** STATED GOAL **
Extract the complete listing and output it unchanged.

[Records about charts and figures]
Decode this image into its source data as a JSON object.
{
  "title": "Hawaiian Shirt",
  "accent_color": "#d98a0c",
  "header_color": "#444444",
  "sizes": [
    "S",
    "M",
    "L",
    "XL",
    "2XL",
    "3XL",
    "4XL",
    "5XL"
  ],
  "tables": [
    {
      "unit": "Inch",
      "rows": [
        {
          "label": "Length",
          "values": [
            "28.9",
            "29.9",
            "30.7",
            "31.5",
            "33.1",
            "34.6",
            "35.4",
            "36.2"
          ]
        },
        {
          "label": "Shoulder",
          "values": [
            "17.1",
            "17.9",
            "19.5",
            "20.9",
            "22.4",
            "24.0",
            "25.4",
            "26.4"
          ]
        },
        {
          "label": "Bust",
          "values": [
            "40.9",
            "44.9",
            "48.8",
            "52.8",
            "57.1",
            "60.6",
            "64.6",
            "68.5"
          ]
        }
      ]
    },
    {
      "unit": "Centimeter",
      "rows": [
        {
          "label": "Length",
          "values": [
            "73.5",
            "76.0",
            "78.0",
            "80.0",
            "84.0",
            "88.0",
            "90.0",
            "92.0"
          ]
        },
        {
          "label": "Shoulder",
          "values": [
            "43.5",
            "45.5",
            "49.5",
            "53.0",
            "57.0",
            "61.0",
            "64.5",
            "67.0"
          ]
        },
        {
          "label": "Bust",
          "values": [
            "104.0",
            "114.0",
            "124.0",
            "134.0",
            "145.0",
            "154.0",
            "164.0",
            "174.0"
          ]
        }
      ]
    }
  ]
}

** COMPLETE RESPONSE **
Decode this image into its source data as a JSON object.
{
  "title": "Hawaiian Shirt",
  "accent_color": "#d98a0c",
  "header_color": "#444444",
  "sizes": [
    "S",
    "M",
    "L",
    "XL",
    "2XL",
    "3XL",
    "4XL",
    "5XL"
  ],
  "tables": [
    {
      "unit": "Inch",
      "rows": [
        {
          "label": "Length",
          "values": [
            "28.9",
            "29.9",
            "30.7",
            "31.5",
            "33.1",
            "34.6",
            "35.4",
            "36.2"
          ]
        },
        {
          "label": "Shoulder",
          "values": [
            "17.1",
            "17.9",
            "19.5",
            "20.9",
            "22.4",
            "24.0",
            "25.4",
            "26.4"
          ]
        },
        {
          "label": "Bust",
          "values": [
            "40.9",
            "44.9",
            "48.8",
            "52.8",
            "57.1",
            "60.6",
            "64.6",
            "68.5"
          ]
        }
      ]
    },
    {
      "unit": "Centimeter",
      "rows": [
        {
          "label": "Length",
          "values": [
            "73.5",
            "76.0",
            "78.0",
            "80.0",
            "84.0",
            "88.0",
            "90.0",
            "92.0"
          ]
        },
        {
          "label": "Shoulder",
          "values": [
            "43.5",
            "45.5",
            "49.5",
            "53.0",
            "57.0",
            "61.0",
            "64.5",
            "67.0"
          ]
        },
        {
          "label": "Bust",
          "values": [
            "104.0",
            "114.0",
            "124.0",
            "134.0",
            "145.0",
            "154.0",
            "164.0",
            "174.0"
          ]
        }
      ]
    }
  ]
}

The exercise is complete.